Stored entries:

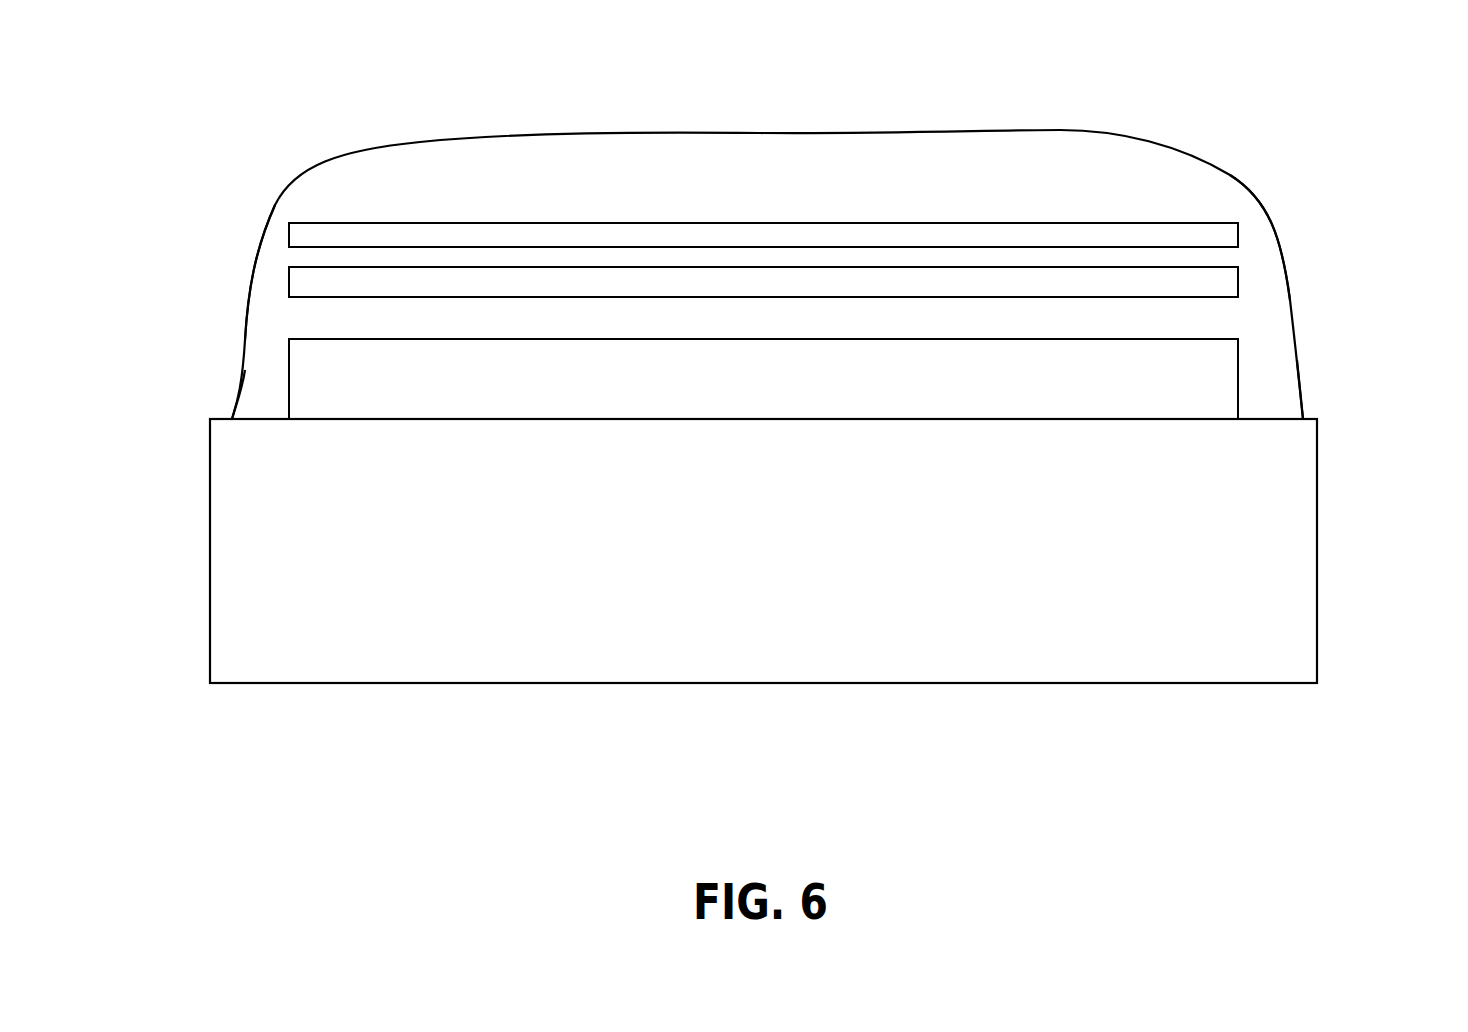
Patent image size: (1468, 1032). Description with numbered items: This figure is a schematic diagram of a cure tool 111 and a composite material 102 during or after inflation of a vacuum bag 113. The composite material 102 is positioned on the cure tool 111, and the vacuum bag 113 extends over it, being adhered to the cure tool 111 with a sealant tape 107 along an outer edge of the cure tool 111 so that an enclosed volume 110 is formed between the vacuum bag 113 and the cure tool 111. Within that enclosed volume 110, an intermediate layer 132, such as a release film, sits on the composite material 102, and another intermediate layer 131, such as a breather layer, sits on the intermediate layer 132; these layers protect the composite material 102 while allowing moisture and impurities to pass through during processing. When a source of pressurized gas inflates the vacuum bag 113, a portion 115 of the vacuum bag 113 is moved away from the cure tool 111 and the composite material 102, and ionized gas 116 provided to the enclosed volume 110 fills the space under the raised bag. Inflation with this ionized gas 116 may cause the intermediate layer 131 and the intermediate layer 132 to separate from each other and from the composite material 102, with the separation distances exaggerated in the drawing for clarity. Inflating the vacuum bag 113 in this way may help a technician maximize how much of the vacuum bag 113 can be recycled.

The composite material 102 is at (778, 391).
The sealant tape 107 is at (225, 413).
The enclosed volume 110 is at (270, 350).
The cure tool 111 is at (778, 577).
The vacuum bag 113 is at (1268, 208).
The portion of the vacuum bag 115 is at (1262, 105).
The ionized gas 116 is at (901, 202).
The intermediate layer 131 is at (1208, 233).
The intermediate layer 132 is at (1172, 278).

==

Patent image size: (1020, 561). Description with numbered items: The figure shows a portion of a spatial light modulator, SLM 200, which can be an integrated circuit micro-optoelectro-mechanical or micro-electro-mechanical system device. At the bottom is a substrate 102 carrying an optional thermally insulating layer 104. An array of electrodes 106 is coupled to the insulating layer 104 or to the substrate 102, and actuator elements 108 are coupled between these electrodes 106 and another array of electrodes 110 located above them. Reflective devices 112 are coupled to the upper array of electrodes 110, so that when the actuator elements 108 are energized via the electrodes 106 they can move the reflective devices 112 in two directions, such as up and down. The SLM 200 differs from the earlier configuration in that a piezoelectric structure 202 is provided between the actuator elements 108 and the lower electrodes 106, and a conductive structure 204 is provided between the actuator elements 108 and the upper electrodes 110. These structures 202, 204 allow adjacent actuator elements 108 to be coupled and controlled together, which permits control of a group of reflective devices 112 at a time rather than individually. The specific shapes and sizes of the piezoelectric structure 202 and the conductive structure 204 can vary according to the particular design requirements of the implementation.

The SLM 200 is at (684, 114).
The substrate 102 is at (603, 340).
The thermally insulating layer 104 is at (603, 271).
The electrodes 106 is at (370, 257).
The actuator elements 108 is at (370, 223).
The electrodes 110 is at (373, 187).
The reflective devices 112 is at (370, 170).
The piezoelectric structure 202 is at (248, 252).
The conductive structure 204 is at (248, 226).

Aim: Put the lines from the line with "Patent image size: (1468, 1032)." up to and including the line with "The portion of" into a Markdown table with columns named Row and Line. Number each row and leave out blank lines.

Task result:
| Row | Line |
|---|---|
| 1 | Patent image size: (1468, 1032). Description with numbered items: This figure is a schematic diagram of a cure tool 111 and a composite material 102 during or after inflation of a vacuum bag 113. The composite material 102 is positioned on the cure tool 111, and the vacuum bag 113 extends over it, being adhered to the cure tool 111 with a sealant tape 107 along an outer edge of the cure tool 111 so that an enclosed volume 110 is formed between the vacuum bag 113 and the cure tool 111. Within that enclosed volume 110, an intermediate layer 132, such as a release film, sits on the composite material 102, and another intermediate layer 131, such as a breather layer, sits on the intermediate layer 132; these layers protect the composite material 102 while allowing moisture and impurities to pass through during processing. When a source of pressurized gas inflates the vacuum bag 113, a portion 115 of the vacuum bag 113 is moved away from the cure tool 111 and the composite material 102, and ionized gas 116 provided to the enclosed volume 110 fills the space under the raised bag. Inflation with this ionized gas 116 may cause the intermediate layer 131 and the intermediate layer 132 to separate from each other and from the composite material 102, with the separation distances exaggerated in the drawing for clarity. Inflating the vacuum bag 113 in this way may help a technician maximize how much of the vacuum bag 113 can be recycled. |
| 2 | The composite material 102 is at (778, 391). |
| 3 | The sealant tape 107 is at (225, 413). |
| 4 | The enclosed volume 110 is at (270, 350). |
| 5 | The cure tool 111 is at (778, 577). |
| 6 | The vacuum bag 113 is at (1268, 208). |
| 7 | The portion of the vacuum bag 115 is at (1262, 105). |